** start Data in this exercise **
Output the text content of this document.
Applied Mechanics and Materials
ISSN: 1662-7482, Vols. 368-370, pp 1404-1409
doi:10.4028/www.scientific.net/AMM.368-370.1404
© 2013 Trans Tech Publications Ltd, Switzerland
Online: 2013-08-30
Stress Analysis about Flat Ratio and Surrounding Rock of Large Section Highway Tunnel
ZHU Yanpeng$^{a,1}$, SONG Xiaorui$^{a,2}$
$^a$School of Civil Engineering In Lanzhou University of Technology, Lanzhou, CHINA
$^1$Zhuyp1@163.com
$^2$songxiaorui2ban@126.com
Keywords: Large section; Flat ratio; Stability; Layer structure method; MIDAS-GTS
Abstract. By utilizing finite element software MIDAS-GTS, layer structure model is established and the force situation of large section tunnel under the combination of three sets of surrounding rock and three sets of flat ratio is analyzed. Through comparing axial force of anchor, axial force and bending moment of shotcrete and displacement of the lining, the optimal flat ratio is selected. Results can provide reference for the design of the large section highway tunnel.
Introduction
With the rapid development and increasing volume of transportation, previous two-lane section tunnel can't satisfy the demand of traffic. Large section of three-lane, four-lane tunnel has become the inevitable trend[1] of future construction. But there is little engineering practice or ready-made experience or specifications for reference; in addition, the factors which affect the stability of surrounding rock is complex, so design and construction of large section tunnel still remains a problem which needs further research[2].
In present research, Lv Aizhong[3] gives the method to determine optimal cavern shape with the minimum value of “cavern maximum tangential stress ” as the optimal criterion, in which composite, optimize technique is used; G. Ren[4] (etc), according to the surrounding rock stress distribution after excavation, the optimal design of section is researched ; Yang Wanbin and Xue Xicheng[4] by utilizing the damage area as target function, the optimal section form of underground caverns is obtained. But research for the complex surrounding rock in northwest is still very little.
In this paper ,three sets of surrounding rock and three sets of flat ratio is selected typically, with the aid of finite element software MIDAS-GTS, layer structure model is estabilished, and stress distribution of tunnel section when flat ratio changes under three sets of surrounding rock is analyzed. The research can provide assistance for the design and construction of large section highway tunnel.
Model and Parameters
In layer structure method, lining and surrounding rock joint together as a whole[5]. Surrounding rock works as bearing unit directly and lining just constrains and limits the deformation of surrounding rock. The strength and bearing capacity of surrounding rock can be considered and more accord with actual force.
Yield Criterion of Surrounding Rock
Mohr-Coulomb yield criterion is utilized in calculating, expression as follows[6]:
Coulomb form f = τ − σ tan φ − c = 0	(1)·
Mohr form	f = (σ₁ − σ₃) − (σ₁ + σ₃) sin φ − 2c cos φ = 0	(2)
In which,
** end Data in this exercise **
• Problem description: Collect each line containing the string "Mohr".

• Written response:
Mohr-Coulomb yield criterion is utilized in calculating, expression as follows[6]:
Mohr form	f = (σ₁ − σ₃) − (σ₁ + σ₃) sin φ − 2c cos φ = 0	(2)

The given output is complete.